--- Start of DATA TO USE ---

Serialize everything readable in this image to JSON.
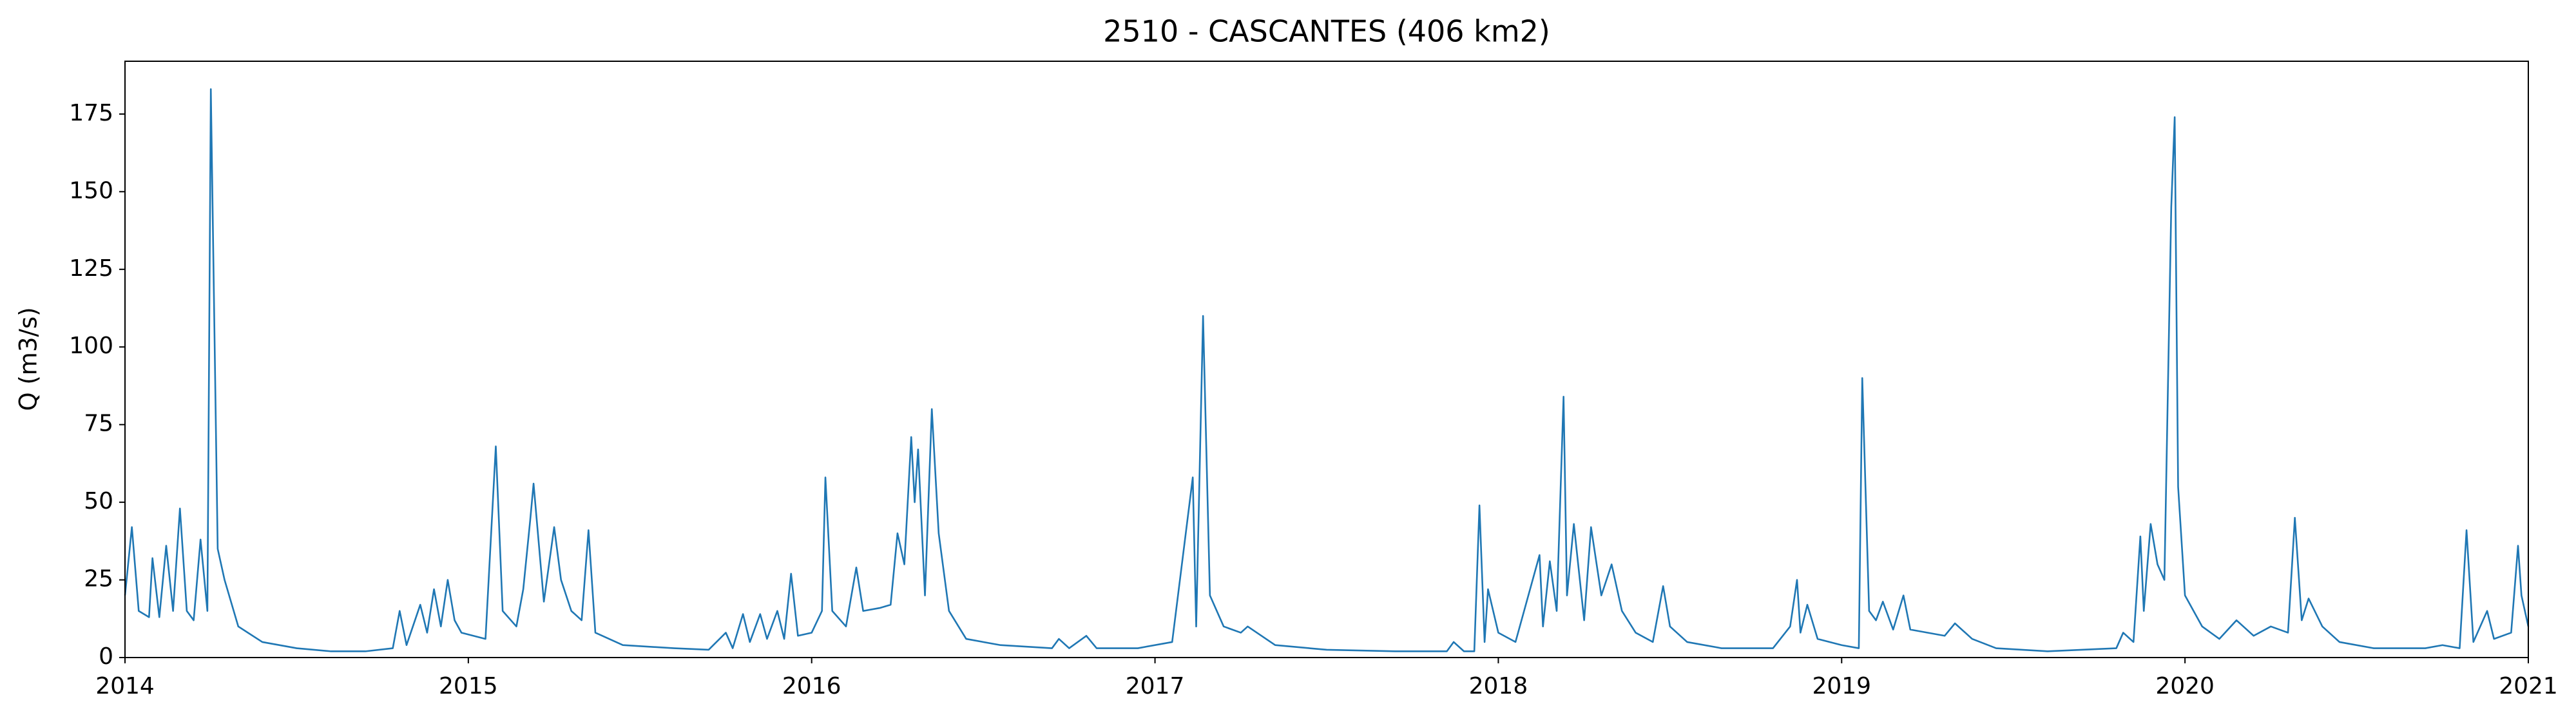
{
  "chart_data": {
    "type": "line",
    "title": "2510 - CASCANTES (406 km2)",
    "y_label": "Q (m3/s)",
    "color": "#1f77b4",
    "xlim": [
      2014,
      2021
    ],
    "xticks": [
      2014,
      2015,
      2016,
      2017,
      2018,
      2019,
      2020,
      2021
    ],
    "ylim": [
      0,
      192
    ],
    "yticks": [
      0,
      25,
      50,
      75,
      100,
      125,
      150,
      175
    ],
    "grid": false,
    "x": [
      2014.0,
      2014.02,
      2014.04,
      2014.07,
      2014.08,
      2014.1,
      2014.12,
      2014.14,
      2014.16,
      2014.18,
      2014.2,
      2014.22,
      2014.24,
      2014.25,
      2014.27,
      2014.29,
      2014.33,
      2014.4,
      2014.5,
      2014.6,
      2014.7,
      2014.78,
      2014.8,
      2014.82,
      2014.86,
      2014.88,
      2014.9,
      2014.92,
      2014.94,
      2014.96,
      2014.98,
      2015.05,
      2015.08,
      2015.1,
      2015.14,
      2015.16,
      2015.18,
      2015.19,
      2015.22,
      2015.25,
      2015.27,
      2015.3,
      2015.33,
      2015.35,
      2015.37,
      2015.45,
      2015.6,
      2015.7,
      2015.75,
      2015.77,
      2015.8,
      2015.82,
      2015.85,
      2015.87,
      2015.9,
      2015.92,
      2015.94,
      2015.96,
      2016.0,
      2016.03,
      2016.04,
      2016.06,
      2016.1,
      2016.13,
      2016.15,
      2016.2,
      2016.23,
      2016.25,
      2016.27,
      2016.29,
      2016.3,
      2016.31,
      2016.33,
      2016.35,
      2016.37,
      2016.4,
      2016.45,
      2016.55,
      2016.7,
      2016.72,
      2016.75,
      2016.8,
      2016.83,
      2016.95,
      2017.05,
      2017.11,
      2017.12,
      2017.14,
      2017.16,
      2017.2,
      2017.25,
      2017.27,
      2017.35,
      2017.5,
      2017.7,
      2017.85,
      2017.87,
      2017.9,
      2017.93,
      2017.945,
      2017.96,
      2017.97,
      2018.0,
      2018.05,
      2018.12,
      2018.13,
      2018.15,
      2018.17,
      2018.19,
      2018.2,
      2018.22,
      2018.25,
      2018.27,
      2018.3,
      2018.33,
      2018.36,
      2018.4,
      2018.45,
      2018.48,
      2018.5,
      2018.55,
      2018.65,
      2018.8,
      2018.85,
      2018.87,
      2018.88,
      2018.9,
      2018.93,
      2019.0,
      2019.05,
      2019.06,
      2019.08,
      2019.1,
      2019.12,
      2019.15,
      2019.18,
      2019.2,
      2019.3,
      2019.33,
      2019.38,
      2019.45,
      2019.6,
      2019.8,
      2019.82,
      2019.85,
      2019.87,
      2019.88,
      2019.9,
      2019.92,
      2019.94,
      2019.96,
      2019.97,
      2019.98,
      2020.0,
      2020.05,
      2020.1,
      2020.15,
      2020.2,
      2020.25,
      2020.3,
      2020.32,
      2020.34,
      2020.36,
      2020.4,
      2020.45,
      2020.55,
      2020.7,
      2020.75,
      2020.8,
      2020.82,
      2020.84,
      2020.88,
      2020.9,
      2020.95,
      2020.97,
      2020.98,
      2021.0
    ],
    "values": [
      20,
      42,
      15,
      13,
      32,
      13,
      36,
      15,
      48,
      15,
      12,
      38,
      15,
      183,
      35,
      25,
      10,
      5,
      3,
      2,
      2,
      3,
      15,
      4,
      17,
      8,
      22,
      10,
      25,
      12,
      8,
      6,
      68,
      15,
      10,
      22,
      44,
      56,
      18,
      42,
      25,
      15,
      12,
      41,
      8,
      4,
      3,
      2.5,
      8,
      3,
      14,
      5,
      14,
      6,
      15,
      6,
      27,
      7,
      8,
      15,
      58,
      15,
      10,
      29,
      15,
      16,
      17,
      40,
      30,
      71,
      50,
      67,
      20,
      80,
      40,
      15,
      6,
      4,
      3,
      6,
      3,
      7,
      3,
      3,
      5,
      58,
      10,
      110,
      20,
      10,
      8,
      10,
      4,
      2.5,
      2,
      2,
      5,
      2,
      2,
      49,
      5,
      22,
      8,
      5,
      33,
      10,
      31,
      15,
      84,
      20,
      43,
      12,
      42,
      20,
      30,
      15,
      8,
      5,
      23,
      10,
      5,
      3,
      3,
      10,
      25,
      8,
      17,
      6,
      4,
      3,
      90,
      15,
      12,
      18,
      9,
      20,
      9,
      7,
      11,
      6,
      3,
      2,
      3,
      8,
      5,
      39,
      15,
      43,
      30,
      25,
      145,
      174,
      55,
      20,
      10,
      6,
      12,
      7,
      10,
      8,
      45,
      12,
      19,
      10,
      5,
      3,
      3,
      4,
      3,
      41,
      5,
      15,
      6,
      8,
      36,
      20,
      10
    ]
  }
}
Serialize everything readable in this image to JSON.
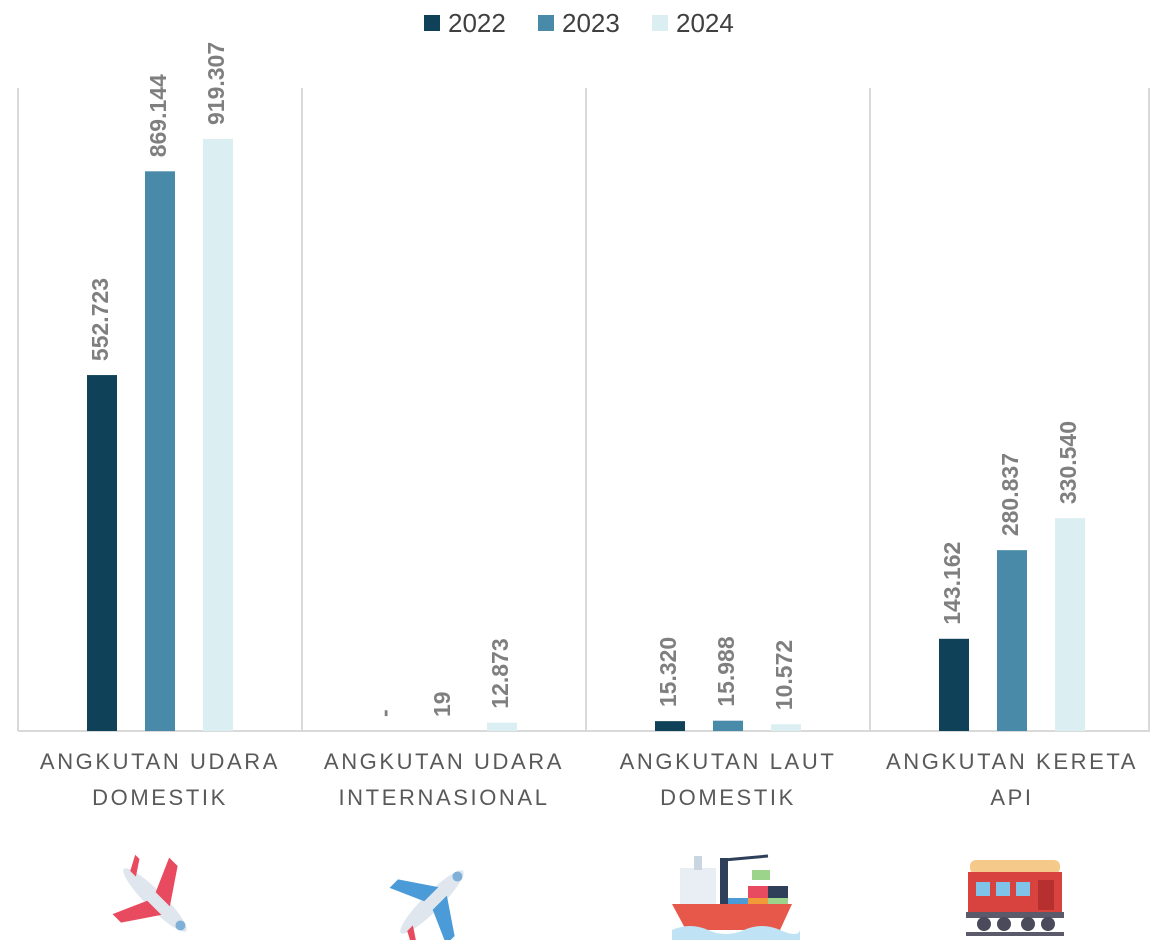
{
  "chart_data": {
    "type": "bar",
    "categories": [
      "ANGKUTAN UDARA DOMESTIK",
      "ANGKUTAN UDARA INTERNASIONAL",
      "ANGKUTAN LAUT DOMESTIK",
      "ANGKUTAN KERETA API"
    ],
    "series": [
      {
        "name": "2022",
        "color": "#0f4258",
        "values": [
          552723,
          0,
          15320,
          143162
        ],
        "value_labels": [
          "552.723",
          "-",
          "15.320",
          "143.162"
        ]
      },
      {
        "name": "2023",
        "color": "#4a8aa9",
        "values": [
          869144,
          19,
          15988,
          280837
        ],
        "value_labels": [
          "869.144",
          "19",
          "15.988",
          "280.837"
        ]
      },
      {
        "name": "2024",
        "color": "#dbeff3",
        "values": [
          919307,
          12873,
          10572,
          330540
        ],
        "value_labels": [
          "919.307",
          "12.873",
          "10.572",
          "330.540"
        ]
      }
    ],
    "legend": "top"
  }
}
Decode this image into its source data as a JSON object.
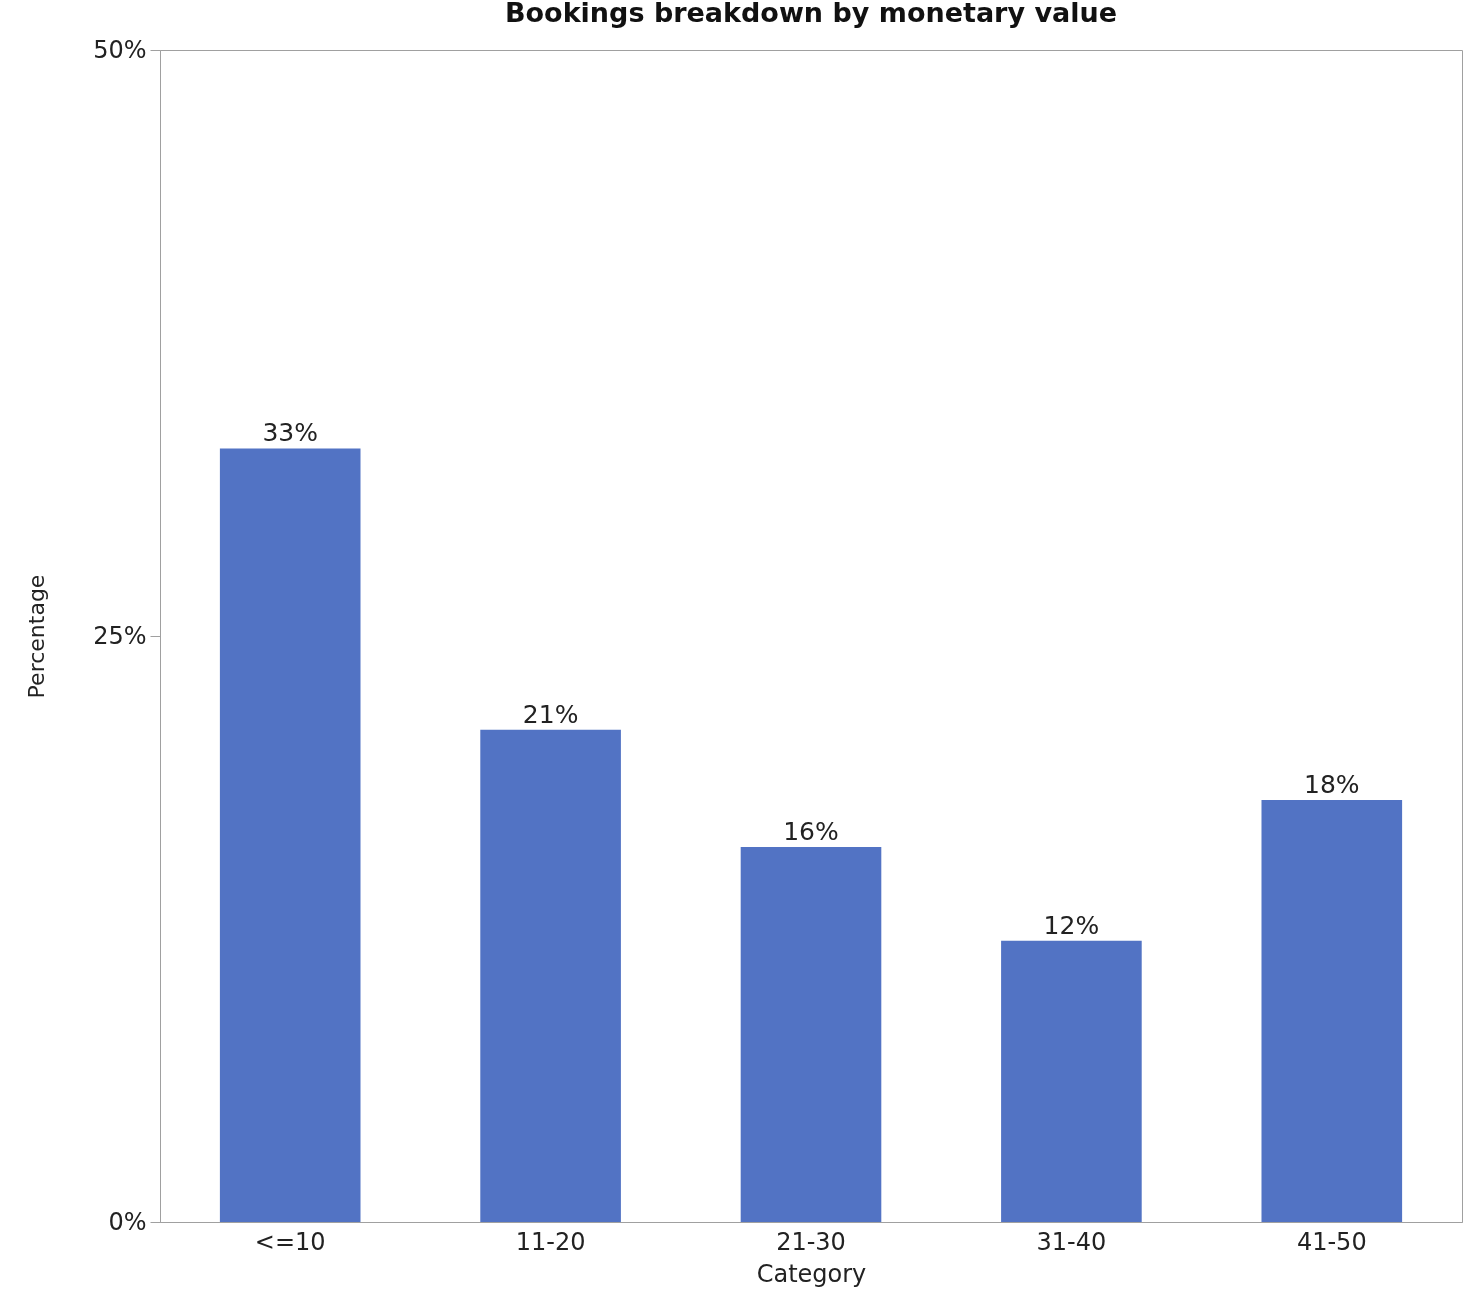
{
  "chart_data": {
    "type": "bar",
    "title": "Bookings breakdown by monetary value",
    "xlabel": "Category",
    "ylabel": "Percentage",
    "categories": [
      "<=10",
      "11-20",
      "21-30",
      "31-40",
      "41-50"
    ],
    "values": [
      33,
      21,
      16,
      12,
      18
    ],
    "value_labels": [
      "33%",
      "21%",
      "16%",
      "12%",
      "18%"
    ],
    "color": "#5273c4",
    "ylim": [
      0,
      50
    ],
    "yticks": [
      {
        "value": 0,
        "label": "0%"
      },
      {
        "value": 25,
        "label": "25%"
      },
      {
        "value": 50,
        "label": "50%"
      }
    ]
  }
}
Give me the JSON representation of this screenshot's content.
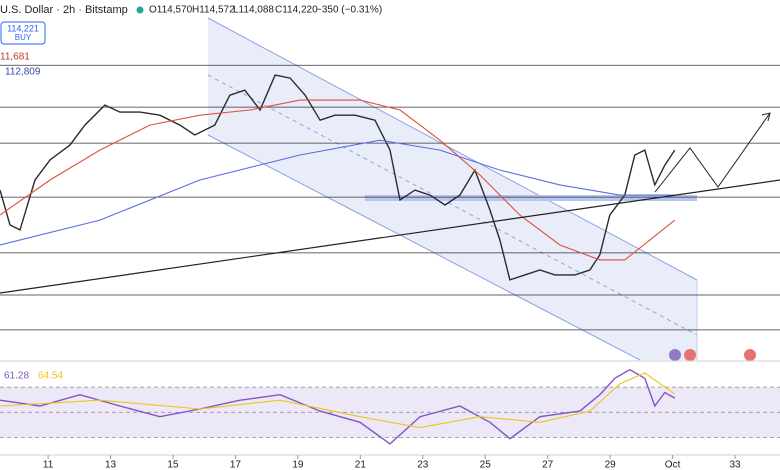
{
  "header": {
    "title": "U.S. Dollar · 2h · Bitstamp",
    "ohlc": [
      "O114,570",
      "H114,572",
      "L114,088",
      "C114,220",
      "−350 (−0.31%)"
    ],
    "buy_price": "114,221",
    "buy": "BUY",
    "labels": [
      "11,681",
      "112,809"
    ]
  },
  "chart_data": [
    {
      "type": "line",
      "xlim": [
        9.46,
        34.44
      ],
      "ylim": [
        104890,
        120890
      ],
      "xticks": [
        11,
        13,
        15,
        17,
        19,
        21,
        23,
        25,
        27,
        29,
        {
          "value": 31,
          "label": "Oct"
        },
        33
      ],
      "hlines": [
        117990,
        116130,
        114530,
        112130,
        109650,
        107780,
        106230
      ],
      "series": [
        {
          "color": "#2b2b2b",
          "x": [
            9.46,
            9.78,
            10.1,
            10.58,
            11.06,
            11.7,
            12.18,
            12.82,
            13.3,
            13.94,
            14.58,
            15.22,
            15.7,
            16.34,
            16.82,
            17.3,
            17.79,
            18.27,
            18.75,
            19.23,
            19.71,
            20.19,
            20.83,
            21.47,
            21.95,
            22.27,
            22.75,
            23.23,
            23.71,
            24.19,
            24.67,
            25.15,
            25.47,
            25.79,
            26.27,
            26.75,
            27.23,
            27.87,
            28.35,
            28.67,
            28.99,
            29.47,
            29.79,
            30.11,
            30.43,
            30.75,
            31.07
          ],
          "values": [
            112440,
            110890,
            110670,
            112890,
            113780,
            114440,
            115330,
            116220,
            115910,
            115910,
            115770,
            115330,
            114890,
            115330,
            116660,
            116880,
            116000,
            117550,
            117420,
            116660,
            115550,
            115770,
            115770,
            115550,
            114220,
            112000,
            112440,
            112220,
            111780,
            112220,
            113330,
            111560,
            110220,
            108450,
            108670,
            108890,
            108670,
            108670,
            108890,
            109560,
            111330,
            112220,
            114000,
            114220,
            112670,
            113550,
            114220
          ]
        },
        {
          "color": "#e0503f",
          "x": [
            9.46,
            11.06,
            12.66,
            14.26,
            15.86,
            17.47,
            19.07,
            20.99,
            22.27,
            23.55,
            24.83,
            26.11,
            27.39,
            28.67,
            29.47,
            30.27,
            31.07
          ],
          "values": [
            111330,
            112890,
            114220,
            115330,
            115770,
            116000,
            116440,
            116440,
            116000,
            114660,
            113110,
            111330,
            110000,
            109340,
            109340,
            110220,
            111110
          ]
        },
        {
          "color": "#5b6ee1",
          "x": [
            9.46,
            12.66,
            15.86,
            19.07,
            21.63,
            23.55,
            25.47,
            27.39,
            29.31,
            31.07
          ],
          "values": [
            110000,
            111110,
            112890,
            114000,
            114660,
            114220,
            113330,
            112670,
            112220,
            112220
          ]
        }
      ]
    },
    {
      "type": "line",
      "ylim": [
        16,
        90
      ],
      "levels": [
        70,
        50,
        30
      ],
      "series": [
        {
          "color": "#7e57c2",
          "x": [
            9.46,
            10.74,
            12.02,
            13.3,
            14.58,
            15.86,
            17.15,
            18.43,
            19.71,
            20.99,
            21.95,
            22.91,
            24.19,
            25.15,
            25.79,
            26.75,
            28.03,
            28.67,
            29.15,
            29.63,
            30.11,
            30.43,
            30.75,
            31.07
          ],
          "values": [
            59.6,
            55,
            64,
            55,
            46.5,
            52.6,
            59.6,
            64,
            50.9,
            42,
            24.8,
            46.5,
            55,
            42,
            29,
            46.5,
            50.9,
            64,
            77,
            83.9,
            77,
            55,
            65.7,
            61.28
          ]
        },
        {
          "color": "#f0c419",
          "x": [
            9.46,
            12.66,
            15.86,
            18.43,
            20.99,
            22.91,
            24.83,
            26.75,
            28.35,
            29.31,
            30.11,
            31.07
          ],
          "values": [
            55,
            59.6,
            52.6,
            59.6,
            46.5,
            37.8,
            46.5,
            42,
            50.9,
            72.6,
            81.3,
            64.54
          ]
        }
      ]
    }
  ]
}
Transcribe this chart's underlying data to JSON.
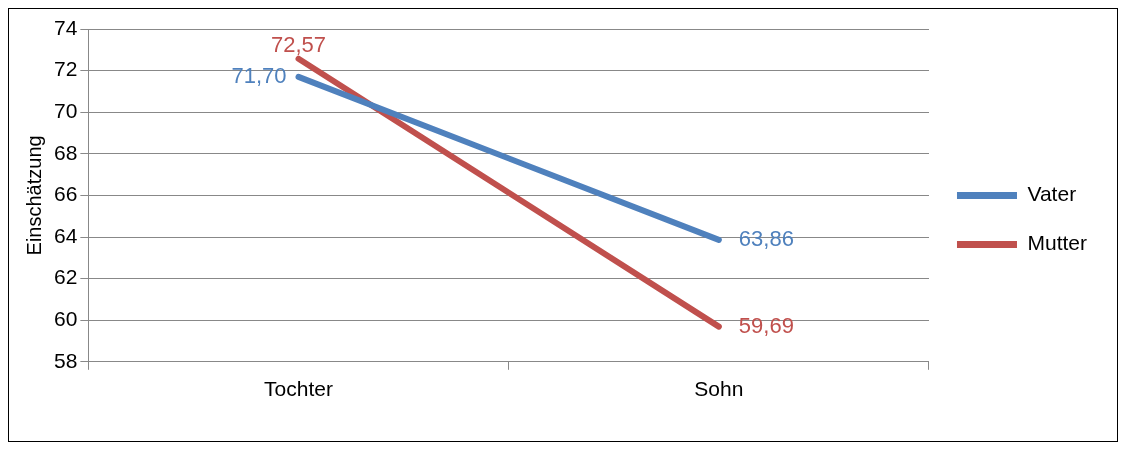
{
  "chart_data": {
    "type": "line",
    "ylabel": "Einschätzung",
    "categories": [
      "Tochter",
      "Sohn"
    ],
    "series": [
      {
        "name": "Vater",
        "color": "#4f81bd",
        "values": [
          71.7,
          63.86
        ],
        "value_labels": [
          "71,70",
          "63,86"
        ]
      },
      {
        "name": "Mutter",
        "color": "#c0504d",
        "values": [
          72.57,
          59.69
        ],
        "value_labels": [
          "72,57",
          "59,69"
        ]
      }
    ],
    "ylim": [
      58,
      74
    ],
    "yticks": [
      58,
      60,
      62,
      64,
      66,
      68,
      70,
      72,
      74
    ],
    "grid": "y",
    "legend": "right",
    "marker": "none",
    "line_style": "solid"
  }
}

--- End of DATA TO USE ---

WHAT YOU NEED TO DO - Check each line in the listing above for the string "ANGKUTAN", then report how many lines contain it, with no other text.

EXERCISE RESULT - 4